TASK REQUIREMENTS:
Extract each line from the entries below that has the string "Vermeer" in it.

TASK INPUT:
━━━━━━━━━━
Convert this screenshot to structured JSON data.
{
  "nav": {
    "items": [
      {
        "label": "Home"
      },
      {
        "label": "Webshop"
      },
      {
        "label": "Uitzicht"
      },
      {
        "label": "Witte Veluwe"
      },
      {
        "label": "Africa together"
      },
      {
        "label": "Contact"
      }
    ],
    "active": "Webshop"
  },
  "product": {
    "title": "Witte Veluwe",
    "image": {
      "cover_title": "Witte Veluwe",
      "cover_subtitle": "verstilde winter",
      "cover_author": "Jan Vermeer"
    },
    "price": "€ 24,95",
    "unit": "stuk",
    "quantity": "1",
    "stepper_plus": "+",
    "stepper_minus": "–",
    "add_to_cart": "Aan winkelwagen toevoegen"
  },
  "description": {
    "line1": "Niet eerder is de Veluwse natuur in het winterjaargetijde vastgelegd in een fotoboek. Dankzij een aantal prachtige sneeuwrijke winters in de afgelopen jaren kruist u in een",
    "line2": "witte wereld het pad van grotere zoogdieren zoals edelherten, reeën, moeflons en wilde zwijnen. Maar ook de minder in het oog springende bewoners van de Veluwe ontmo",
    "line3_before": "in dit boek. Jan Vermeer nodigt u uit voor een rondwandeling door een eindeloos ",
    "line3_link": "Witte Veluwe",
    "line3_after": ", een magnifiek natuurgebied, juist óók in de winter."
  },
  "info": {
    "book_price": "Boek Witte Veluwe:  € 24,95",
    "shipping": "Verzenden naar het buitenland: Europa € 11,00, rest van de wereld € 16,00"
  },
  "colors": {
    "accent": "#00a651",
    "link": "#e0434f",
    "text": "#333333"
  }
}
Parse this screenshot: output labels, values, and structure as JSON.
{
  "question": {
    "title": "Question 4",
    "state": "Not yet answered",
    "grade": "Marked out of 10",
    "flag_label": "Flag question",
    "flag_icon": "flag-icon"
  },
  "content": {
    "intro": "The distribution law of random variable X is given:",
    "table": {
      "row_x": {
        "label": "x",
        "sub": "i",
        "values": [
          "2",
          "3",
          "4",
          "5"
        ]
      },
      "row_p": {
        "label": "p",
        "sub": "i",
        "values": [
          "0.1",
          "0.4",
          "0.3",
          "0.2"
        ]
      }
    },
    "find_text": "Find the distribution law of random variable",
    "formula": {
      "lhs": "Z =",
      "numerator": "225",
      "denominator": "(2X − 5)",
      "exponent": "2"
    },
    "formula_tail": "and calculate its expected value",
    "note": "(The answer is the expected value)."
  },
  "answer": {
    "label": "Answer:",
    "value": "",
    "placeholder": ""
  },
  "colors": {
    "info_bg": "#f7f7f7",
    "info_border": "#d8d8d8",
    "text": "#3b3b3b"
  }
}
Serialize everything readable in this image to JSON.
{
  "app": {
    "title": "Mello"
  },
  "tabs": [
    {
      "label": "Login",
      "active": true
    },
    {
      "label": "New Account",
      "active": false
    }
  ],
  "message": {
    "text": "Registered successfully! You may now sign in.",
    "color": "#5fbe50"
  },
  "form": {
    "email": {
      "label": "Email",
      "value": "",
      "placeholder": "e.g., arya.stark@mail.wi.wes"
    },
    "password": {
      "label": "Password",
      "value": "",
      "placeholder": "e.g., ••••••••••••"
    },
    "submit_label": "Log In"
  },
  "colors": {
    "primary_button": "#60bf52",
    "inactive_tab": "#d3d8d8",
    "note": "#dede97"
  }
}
━━━━━━━━━━
WORKED ANSWER:
      "cover_author": "Jan Vermeer"
    "line3_before": "in dit boek. Jan Vermeer nodigt u uit voor een rondwandeling door een eindeloos ",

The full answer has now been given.